[Begin INPUT FOR THIS TASK]

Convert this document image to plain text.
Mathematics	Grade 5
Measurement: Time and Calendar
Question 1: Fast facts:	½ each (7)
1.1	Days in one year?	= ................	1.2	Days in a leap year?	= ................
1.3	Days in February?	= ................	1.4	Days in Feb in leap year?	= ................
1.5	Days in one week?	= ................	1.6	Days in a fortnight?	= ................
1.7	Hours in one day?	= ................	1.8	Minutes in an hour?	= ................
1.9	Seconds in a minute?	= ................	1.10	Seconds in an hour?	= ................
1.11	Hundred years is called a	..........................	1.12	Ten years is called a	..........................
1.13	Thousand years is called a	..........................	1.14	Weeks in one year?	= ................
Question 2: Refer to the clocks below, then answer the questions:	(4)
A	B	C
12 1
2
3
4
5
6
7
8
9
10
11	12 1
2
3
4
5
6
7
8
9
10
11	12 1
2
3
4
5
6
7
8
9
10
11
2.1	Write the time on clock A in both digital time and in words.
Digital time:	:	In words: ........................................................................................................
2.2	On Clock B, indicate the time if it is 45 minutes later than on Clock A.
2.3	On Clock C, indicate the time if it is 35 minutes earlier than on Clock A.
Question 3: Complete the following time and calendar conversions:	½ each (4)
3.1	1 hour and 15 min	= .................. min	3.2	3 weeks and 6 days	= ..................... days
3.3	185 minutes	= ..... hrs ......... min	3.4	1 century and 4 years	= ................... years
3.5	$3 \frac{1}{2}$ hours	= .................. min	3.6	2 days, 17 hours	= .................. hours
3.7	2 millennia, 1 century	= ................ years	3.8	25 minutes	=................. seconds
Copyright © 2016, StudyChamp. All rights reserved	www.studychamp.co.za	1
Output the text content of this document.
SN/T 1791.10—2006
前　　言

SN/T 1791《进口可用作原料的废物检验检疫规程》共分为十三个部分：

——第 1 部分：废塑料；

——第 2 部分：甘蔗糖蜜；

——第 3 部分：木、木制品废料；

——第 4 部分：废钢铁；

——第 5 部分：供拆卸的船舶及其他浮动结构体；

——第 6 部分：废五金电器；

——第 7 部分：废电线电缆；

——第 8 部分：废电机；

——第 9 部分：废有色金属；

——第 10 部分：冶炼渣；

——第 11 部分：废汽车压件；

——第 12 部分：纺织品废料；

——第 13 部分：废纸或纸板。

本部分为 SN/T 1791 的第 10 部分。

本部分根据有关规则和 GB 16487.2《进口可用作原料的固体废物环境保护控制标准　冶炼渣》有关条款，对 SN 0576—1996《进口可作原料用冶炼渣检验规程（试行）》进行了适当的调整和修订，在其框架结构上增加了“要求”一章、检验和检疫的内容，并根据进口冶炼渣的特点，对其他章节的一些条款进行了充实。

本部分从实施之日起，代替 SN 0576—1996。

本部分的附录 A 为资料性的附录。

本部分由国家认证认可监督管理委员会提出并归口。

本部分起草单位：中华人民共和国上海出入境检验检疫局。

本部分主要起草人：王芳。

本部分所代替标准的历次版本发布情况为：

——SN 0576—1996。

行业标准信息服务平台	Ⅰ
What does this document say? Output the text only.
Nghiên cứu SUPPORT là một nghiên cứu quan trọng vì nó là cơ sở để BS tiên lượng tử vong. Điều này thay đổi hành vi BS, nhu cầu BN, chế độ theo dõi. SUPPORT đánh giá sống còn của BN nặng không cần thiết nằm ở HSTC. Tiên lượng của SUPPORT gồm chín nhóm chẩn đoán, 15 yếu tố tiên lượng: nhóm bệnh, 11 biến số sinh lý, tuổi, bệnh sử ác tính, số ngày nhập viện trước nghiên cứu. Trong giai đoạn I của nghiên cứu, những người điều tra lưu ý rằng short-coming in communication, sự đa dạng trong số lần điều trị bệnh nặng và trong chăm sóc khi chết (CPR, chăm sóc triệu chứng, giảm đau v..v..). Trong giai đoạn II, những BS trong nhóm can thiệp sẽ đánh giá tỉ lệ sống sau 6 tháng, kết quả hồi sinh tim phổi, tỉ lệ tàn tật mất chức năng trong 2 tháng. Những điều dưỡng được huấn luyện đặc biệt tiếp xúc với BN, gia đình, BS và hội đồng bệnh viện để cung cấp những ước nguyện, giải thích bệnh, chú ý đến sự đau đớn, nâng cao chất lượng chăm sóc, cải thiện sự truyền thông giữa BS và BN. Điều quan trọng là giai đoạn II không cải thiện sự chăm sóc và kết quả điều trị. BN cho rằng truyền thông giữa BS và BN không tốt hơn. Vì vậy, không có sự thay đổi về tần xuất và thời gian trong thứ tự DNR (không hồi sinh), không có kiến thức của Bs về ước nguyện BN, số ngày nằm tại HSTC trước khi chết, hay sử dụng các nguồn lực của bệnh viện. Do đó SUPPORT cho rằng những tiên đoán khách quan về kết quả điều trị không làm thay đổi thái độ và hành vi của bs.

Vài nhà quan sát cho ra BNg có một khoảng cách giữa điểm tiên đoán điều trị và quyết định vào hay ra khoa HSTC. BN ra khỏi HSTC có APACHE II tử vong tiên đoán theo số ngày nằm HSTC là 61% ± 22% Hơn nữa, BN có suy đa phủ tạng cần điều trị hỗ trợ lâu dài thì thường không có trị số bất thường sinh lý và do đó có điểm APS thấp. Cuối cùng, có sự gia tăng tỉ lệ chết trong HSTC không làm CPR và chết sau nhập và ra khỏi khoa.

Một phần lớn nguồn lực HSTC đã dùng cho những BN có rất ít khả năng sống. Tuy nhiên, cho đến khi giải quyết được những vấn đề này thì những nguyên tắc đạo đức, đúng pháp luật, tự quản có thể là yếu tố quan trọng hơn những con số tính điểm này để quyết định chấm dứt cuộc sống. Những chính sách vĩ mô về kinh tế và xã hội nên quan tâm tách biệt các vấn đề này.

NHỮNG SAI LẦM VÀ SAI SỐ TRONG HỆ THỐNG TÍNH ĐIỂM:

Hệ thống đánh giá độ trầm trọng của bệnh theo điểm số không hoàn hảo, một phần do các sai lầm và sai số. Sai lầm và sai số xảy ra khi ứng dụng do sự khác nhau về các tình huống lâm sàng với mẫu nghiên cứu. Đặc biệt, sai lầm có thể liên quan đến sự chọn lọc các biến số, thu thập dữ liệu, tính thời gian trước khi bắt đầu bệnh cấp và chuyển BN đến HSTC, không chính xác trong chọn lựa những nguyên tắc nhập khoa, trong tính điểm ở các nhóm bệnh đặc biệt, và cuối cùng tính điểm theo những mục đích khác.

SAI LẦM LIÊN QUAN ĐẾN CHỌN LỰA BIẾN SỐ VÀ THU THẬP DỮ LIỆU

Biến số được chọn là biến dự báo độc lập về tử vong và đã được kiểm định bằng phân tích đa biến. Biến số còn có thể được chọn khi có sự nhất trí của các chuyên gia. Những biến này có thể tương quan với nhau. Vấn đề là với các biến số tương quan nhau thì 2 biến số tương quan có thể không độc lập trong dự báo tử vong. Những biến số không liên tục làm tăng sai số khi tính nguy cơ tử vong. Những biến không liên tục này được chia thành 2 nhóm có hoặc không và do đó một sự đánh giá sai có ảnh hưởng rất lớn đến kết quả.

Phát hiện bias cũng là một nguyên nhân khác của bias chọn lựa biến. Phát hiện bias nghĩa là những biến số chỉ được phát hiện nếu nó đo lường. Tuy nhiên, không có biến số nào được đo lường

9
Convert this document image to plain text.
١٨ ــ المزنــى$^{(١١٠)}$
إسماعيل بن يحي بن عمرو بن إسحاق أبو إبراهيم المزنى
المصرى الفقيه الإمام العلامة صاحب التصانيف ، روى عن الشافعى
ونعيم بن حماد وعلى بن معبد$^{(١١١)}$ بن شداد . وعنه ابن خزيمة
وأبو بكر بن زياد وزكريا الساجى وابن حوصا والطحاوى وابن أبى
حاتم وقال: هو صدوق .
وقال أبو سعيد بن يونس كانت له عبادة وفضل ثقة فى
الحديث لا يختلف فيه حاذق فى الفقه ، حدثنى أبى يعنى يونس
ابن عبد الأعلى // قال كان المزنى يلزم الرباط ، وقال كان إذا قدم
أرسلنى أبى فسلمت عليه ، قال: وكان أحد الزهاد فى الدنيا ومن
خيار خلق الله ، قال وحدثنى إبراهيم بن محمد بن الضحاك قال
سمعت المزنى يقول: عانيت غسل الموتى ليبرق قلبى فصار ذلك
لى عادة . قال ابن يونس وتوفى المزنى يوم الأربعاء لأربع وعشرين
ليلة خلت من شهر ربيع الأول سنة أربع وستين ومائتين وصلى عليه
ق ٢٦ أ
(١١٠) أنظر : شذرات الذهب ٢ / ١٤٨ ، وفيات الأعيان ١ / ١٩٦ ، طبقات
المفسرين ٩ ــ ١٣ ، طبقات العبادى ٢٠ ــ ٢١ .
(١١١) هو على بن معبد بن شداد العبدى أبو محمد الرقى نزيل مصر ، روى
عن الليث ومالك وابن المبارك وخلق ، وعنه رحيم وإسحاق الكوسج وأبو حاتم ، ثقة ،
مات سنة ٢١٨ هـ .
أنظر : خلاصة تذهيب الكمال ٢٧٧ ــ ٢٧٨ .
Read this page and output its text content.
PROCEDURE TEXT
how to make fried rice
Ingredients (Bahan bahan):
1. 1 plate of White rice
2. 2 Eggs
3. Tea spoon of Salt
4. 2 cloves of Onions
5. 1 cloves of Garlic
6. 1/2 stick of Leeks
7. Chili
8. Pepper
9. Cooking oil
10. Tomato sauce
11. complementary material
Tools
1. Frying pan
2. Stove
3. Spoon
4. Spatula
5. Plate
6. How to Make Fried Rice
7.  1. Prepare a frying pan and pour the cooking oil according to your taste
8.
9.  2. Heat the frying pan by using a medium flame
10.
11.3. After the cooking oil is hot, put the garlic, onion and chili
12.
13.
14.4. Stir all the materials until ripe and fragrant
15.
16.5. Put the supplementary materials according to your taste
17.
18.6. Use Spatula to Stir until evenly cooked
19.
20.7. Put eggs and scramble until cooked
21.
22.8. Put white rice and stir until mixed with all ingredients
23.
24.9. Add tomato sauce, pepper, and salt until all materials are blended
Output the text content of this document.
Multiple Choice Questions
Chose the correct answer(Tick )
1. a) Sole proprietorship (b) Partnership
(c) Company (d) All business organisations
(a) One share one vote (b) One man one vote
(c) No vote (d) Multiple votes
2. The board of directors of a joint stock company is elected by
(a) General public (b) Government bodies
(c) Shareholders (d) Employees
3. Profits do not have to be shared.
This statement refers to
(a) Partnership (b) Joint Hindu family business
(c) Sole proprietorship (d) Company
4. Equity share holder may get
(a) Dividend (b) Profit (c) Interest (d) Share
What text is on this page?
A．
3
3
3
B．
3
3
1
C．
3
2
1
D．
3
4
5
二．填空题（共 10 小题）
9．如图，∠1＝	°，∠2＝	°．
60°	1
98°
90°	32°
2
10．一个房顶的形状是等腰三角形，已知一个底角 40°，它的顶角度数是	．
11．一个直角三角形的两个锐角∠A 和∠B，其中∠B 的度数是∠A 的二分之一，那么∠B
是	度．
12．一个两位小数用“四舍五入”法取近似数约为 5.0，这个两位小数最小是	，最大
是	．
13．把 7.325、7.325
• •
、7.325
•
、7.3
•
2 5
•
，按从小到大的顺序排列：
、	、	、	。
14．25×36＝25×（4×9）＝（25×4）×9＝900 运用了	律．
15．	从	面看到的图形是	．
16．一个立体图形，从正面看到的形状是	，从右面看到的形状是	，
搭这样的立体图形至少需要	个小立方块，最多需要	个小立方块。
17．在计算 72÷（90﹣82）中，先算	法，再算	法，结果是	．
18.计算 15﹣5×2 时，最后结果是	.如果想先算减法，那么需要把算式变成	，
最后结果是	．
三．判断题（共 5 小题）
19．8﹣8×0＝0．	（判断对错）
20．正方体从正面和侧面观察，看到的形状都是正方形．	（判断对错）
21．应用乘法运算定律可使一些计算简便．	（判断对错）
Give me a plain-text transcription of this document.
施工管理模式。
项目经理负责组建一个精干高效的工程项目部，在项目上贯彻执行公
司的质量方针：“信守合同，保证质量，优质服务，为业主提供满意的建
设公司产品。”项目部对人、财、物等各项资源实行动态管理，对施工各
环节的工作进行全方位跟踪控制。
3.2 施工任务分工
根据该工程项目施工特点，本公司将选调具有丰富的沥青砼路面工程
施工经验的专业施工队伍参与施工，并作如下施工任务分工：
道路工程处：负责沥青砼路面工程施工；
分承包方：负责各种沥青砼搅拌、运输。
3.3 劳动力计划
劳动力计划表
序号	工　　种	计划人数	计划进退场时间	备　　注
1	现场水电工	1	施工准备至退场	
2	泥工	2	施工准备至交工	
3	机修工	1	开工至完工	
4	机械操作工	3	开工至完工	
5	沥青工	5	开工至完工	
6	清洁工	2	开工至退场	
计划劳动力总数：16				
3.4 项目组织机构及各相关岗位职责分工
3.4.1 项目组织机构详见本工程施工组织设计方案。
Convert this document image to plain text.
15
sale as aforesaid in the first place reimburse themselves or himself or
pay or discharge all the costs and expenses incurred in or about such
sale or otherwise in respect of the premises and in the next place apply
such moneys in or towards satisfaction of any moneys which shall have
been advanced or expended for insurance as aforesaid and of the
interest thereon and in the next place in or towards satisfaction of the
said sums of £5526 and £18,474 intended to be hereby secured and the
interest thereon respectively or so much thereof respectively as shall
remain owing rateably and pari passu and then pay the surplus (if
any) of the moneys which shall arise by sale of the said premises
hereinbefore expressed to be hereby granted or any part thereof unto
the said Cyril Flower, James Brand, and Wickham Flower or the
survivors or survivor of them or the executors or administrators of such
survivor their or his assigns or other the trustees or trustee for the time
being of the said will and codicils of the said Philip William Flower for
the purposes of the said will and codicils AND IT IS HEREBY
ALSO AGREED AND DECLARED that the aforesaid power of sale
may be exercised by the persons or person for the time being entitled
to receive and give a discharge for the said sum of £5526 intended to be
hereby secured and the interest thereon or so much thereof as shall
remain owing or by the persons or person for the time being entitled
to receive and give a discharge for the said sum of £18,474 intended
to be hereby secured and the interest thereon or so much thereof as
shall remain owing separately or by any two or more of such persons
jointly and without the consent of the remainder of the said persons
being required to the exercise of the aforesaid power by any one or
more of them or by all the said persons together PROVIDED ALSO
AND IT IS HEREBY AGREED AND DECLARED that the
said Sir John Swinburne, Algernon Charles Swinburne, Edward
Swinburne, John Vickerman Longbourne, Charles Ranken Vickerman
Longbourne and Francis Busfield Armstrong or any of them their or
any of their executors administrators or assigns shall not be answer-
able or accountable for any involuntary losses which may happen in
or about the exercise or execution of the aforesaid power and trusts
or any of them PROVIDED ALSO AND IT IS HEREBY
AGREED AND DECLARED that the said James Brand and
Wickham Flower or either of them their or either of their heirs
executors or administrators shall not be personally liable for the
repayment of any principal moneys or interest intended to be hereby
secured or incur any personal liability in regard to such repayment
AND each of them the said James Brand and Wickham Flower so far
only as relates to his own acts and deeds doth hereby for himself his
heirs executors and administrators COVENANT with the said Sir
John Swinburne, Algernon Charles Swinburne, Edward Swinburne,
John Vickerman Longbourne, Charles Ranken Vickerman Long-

[End INPUT FOR THIS TASK]

Keep only those lines of the records that hold "codicils", and return them.

> _RESULT OF THE TASK_
being of the said will and codicils of the said Philip William Flower for
the purposes of the said will and codicils AND IT IS HEREBY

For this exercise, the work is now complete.